> _Task_
Count up the lines below in which the string "Sitzung" appears. The reply should be that number alone.

Image records of document pages
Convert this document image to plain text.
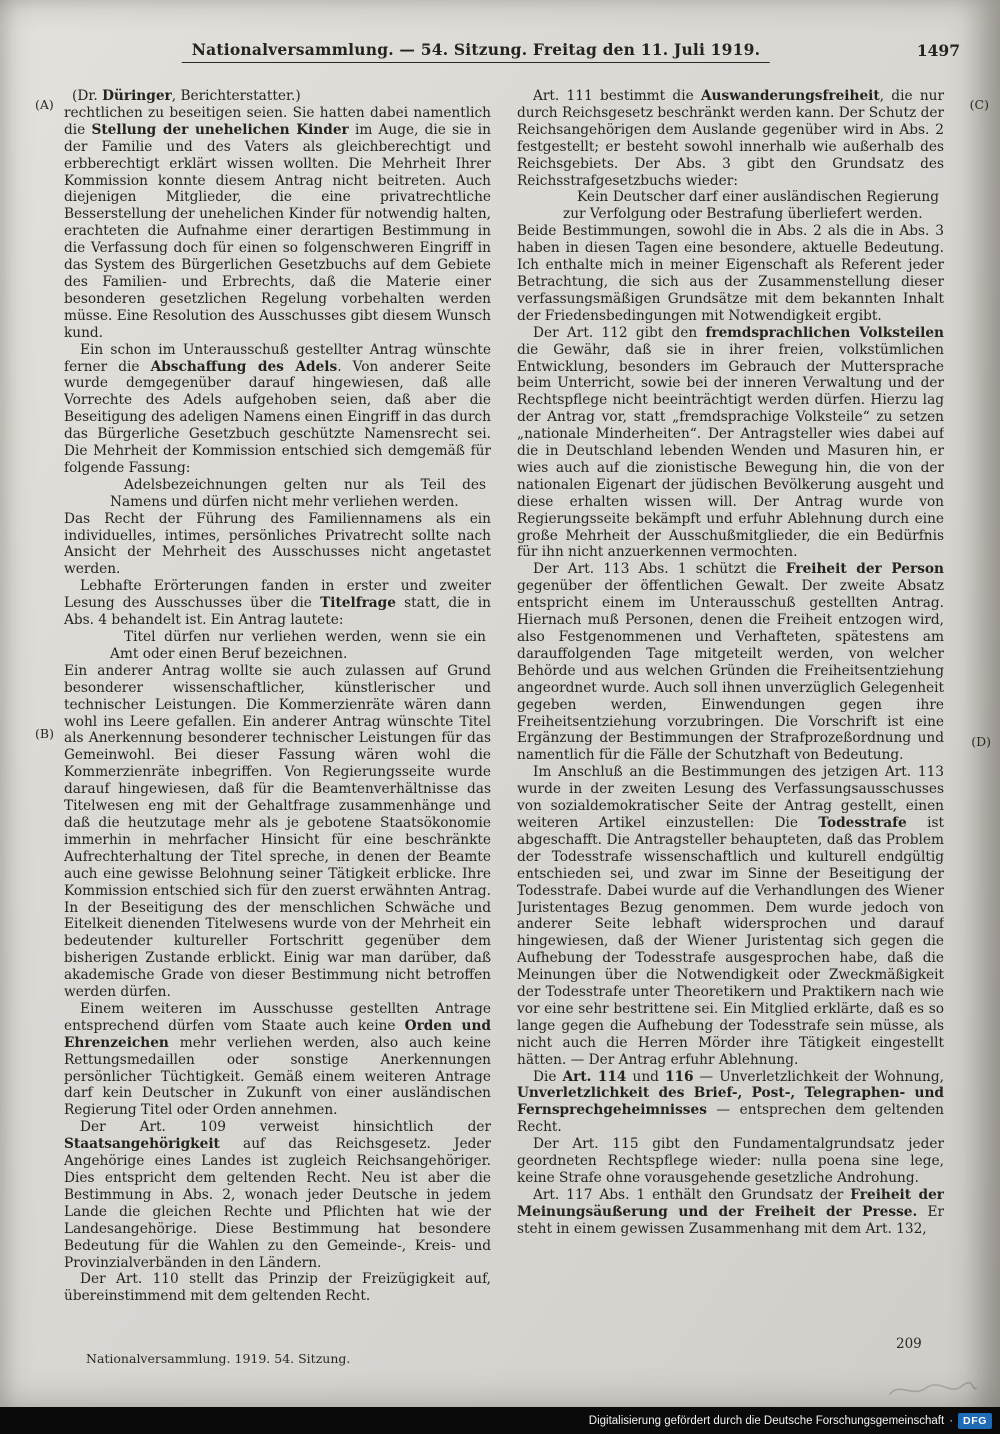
Nationalversammlung. — 54. Sitzung. Freitag den 11. Juli 1919.	1497
(A)
(B)
(C)
(D)

(Dr. Düringer, Berichterstatter.)

rechtlichen zu beseitigen seien. Sie hatten dabei namentlich die Stellung der unehelichen Kinder im Auge, die sie in der Familie und des Vaters als gleichberechtigt und erbberechtigt erklärt wissen wollten. Die Mehrheit Ihrer Kommission konnte diesem Antrag nicht beitreten. Auch diejenigen Mitglieder, die eine privatrechtliche Besserstellung der unehelichen Kinder für notwendig halten, erachteten die Aufnahme einer derartigen Bestimmung in die Verfassung doch für einen so folgenschweren Eingriff in das System des Bürgerlichen Gesetzbuchs auf dem Gebiete des Familien- und Erbrechts, daß die Materie einer besonderen gesetzlichen Regelung vorbehalten werden müsse. Eine Resolution des Ausschusses gibt diesem Wunsch kund.

Ein schon im Unterausschuß gestellter Antrag wünschte ferner die Abschaffung des Adels. Von anderer Seite wurde demgegenüber darauf hingewiesen, daß alle Vorrechte des Adels aufgehoben seien, daß aber die Beseitigung des adeligen Namens einen Eingriff in das durch das Bürgerliche Gesetzbuch geschützte Namensrecht sei. Die Mehrheit der Kommission entschied sich demgemäß für folgende Fassung:

Adelsbezeichnungen gelten nur als Teil des Namens und dürfen nicht mehr verliehen werden.

Das Recht der Führung des Familiennamens als ein individuelles, intimes, persönliches Privatrecht sollte nach Ansicht der Mehrheit des Ausschusses nicht angetastet werden.

Lebhafte Erörterungen fanden in erster und zweiter Lesung des Ausschusses über die Titelfrage statt, die in Abs. 4 behandelt ist. Ein Antrag lautete:

Titel dürfen nur verliehen werden, wenn sie ein Amt oder einen Beruf bezeichnen.

Ein anderer Antrag wollte sie auch zulassen auf Grund besonderer wissenschaftlicher, künstlerischer und technischer Leistungen. Die Kommerzienräte wären dann wohl ins Leere gefallen. Ein anderer Antrag wünschte Titel als Anerkennung besonderer technischer Leistungen für das Gemeinwohl. Bei dieser Fassung wären wohl die Kommerzienräte inbegriffen. Von Regierungsseite wurde darauf hingewiesen, daß für die Beamtenverhältnisse das Titelwesen eng mit der Gehaltfrage zusammenhänge und daß die heutzutage mehr als je gebotene Staatsökonomie immerhin in mehrfacher Hinsicht für eine beschränkte Aufrechterhaltung der Titel spreche, in denen der Beamte auch eine gewisse Belohnung seiner Tätigkeit erblicke. Ihre Kommission entschied sich für den zuerst erwähnten Antrag. In der Beseitigung des der menschlichen Schwäche und Eitelkeit dienenden Titelwesens wurde von der Mehrheit ein bedeutender kultureller Fortschritt gegenüber dem bisherigen Zustande erblickt. Einig war man darüber, daß akademische Grade von dieser Bestimmung nicht betroffen werden dürfen.

Einem weiteren im Ausschusse gestellten Antrage entsprechend dürfen vom Staate auch keine Orden und Ehrenzeichen mehr verliehen werden, also auch keine Rettungsmedaillen oder sonstige Anerkennungen persönlicher Tüchtigkeit. Gemäß einem weiteren Antrage darf kein Deutscher in Zukunft von einer ausländischen Regierung Titel oder Orden annehmen.

Der Art. 109 verweist hinsichtlich der Staatsangehörigkeit auf das Reichsgesetz. Jeder Angehörige eines Landes ist zugleich Reichsangehöriger. Dies entspricht dem geltenden Recht. Neu ist aber die Bestimmung in Abs. 2, wonach jeder Deutsche in jedem Lande die gleichen Rechte und Pflichten hat wie der Landesangehörige. Diese Bestimmung hat besondere Bedeutung für die Wahlen zu den Gemeinde-, Kreis- und Provinzialverbänden in den Ländern.

Der Art. 110 stellt das Prinzip der Freizügigkeit auf, übereinstimmend mit dem geltenden Recht.

Art. 111 bestimmt die Auswanderungsfreiheit, die nur durch Reichsgesetz beschränkt werden kann. Der Schutz der Reichsangehörigen dem Auslande gegenüber wird in Abs. 2 festgestellt; er besteht sowohl innerhalb wie außerhalb des Reichsgebiets. Der Abs. 3 gibt den Grundsatz des Reichsstrafgesetzbuchs wieder:

Kein Deutscher darf einer ausländischen Regierung zur Verfolgung oder Bestrafung überliefert werden.

Beide Bestimmungen, sowohl die in Abs. 2 als die in Abs. 3 haben in diesen Tagen eine besondere, aktuelle Bedeutung. Ich enthalte mich in meiner Eigenschaft als Referent jeder Betrachtung, die sich aus der Zusammenstellung dieser verfassungsmäßigen Grundsätze mit dem bekannten Inhalt der Friedensbedingungen mit Notwendigkeit ergibt.

Der Art. 112 gibt den fremdsprachlichen Volksteilen die Gewähr, daß sie in ihrer freien, volkstümlichen Entwicklung, besonders im Gebrauch der Muttersprache beim Unterricht, sowie bei der inneren Verwaltung und der Rechtspflege nicht beeinträchtigt werden dürfen. Hierzu lag der Antrag vor, statt „fremdsprachige Volksteile“ zu setzen „nationale Minderheiten“. Der Antragsteller wies dabei auf die in Deutschland lebenden Wenden und Masuren hin, er wies auch auf die zionistische Bewegung hin, die von der nationalen Eigenart der jüdischen Bevölkerung ausgeht und diese erhalten wissen will. Der Antrag wurde von Regierungsseite bekämpft und erfuhr Ablehnung durch eine große Mehrheit der Ausschußmitglieder, die ein Bedürfnis für ihn nicht anzuerkennen vermochten.

Der Art. 113 Abs. 1 schützt die Freiheit der Person gegenüber der öffentlichen Gewalt. Der zweite Absatz entspricht einem im Unterausschuß gestellten Antrag. Hiernach muß Personen, denen die Freiheit entzogen wird, also Festgenommenen und Verhafteten, spätestens am darauffolgenden Tage mitgeteilt werden, von welcher Behörde und aus welchen Gründen die Freiheitsentziehung angeordnet wurde. Auch soll ihnen unverzüglich Gelegenheit gegeben werden, Einwendungen gegen ihre Freiheitsentziehung vorzubringen. Die Vorschrift ist eine Ergänzung der Bestimmungen der Strafprozeßordnung und namentlich für die Fälle der Schutzhaft von Bedeutung.

Im Anschluß an die Bestimmungen des jetzigen Art. 113 wurde in der zweiten Lesung des Verfassungsausschusses von sozialdemokratischer Seite der Antrag gestellt, einen weiteren Artikel einzustellen: Die Todesstrafe ist abgeschafft. Die Antragsteller behaupteten, daß das Problem der Todesstrafe wissenschaftlich und kulturell endgültig entschieden sei, und zwar im Sinne der Beseitigung der Todesstrafe. Dabei wurde auf die Verhandlungen des Wiener Juristentages Bezug genommen. Dem wurde jedoch von anderer Seite lebhaft widersprochen und darauf hingewiesen, daß der Wiener Juristentag sich gegen die Aufhebung der Todesstrafe ausgesprochen habe, daß die Meinungen über die Notwendigkeit oder Zweckmäßigkeit der Todesstrafe unter Theoretikern und Praktikern nach wie vor eine sehr bestrittene sei. Ein Mitglied erklärte, daß es so lange gegen die Aufhebung der Todesstrafe sein müsse, als nicht auch die Herren Mörder ihre Tätigkeit eingestellt hätten. — Der Antrag erfuhr Ablehnung.

Die Art. 114 und 116 — Unverletzlichkeit der Wohnung, Unverletzlichkeit des Brief-, Post-, Telegraphen- und Fernsprechgeheimnisses — entsprechen dem geltenden Recht.

Der Art. 115 gibt den Fundamentalgrundsatz jeder geordneten Rechtspflege wieder: nulla poena sine lege, keine Strafe ohne vorausgehende gesetzliche Androhung.

Art. 117 Abs. 1 enthält den Grundsatz der Freiheit der Meinungsäußerung und der Freiheit der Presse. Er steht in einem gewissen Zusammenhang mit dem Art. 132,

Nationalversammlung. 1919. 54. Sitzung.
209
Digitalisierung gefördert durch die Deutsche Forschungsgemeinschaft · DFG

> _Answer below_
2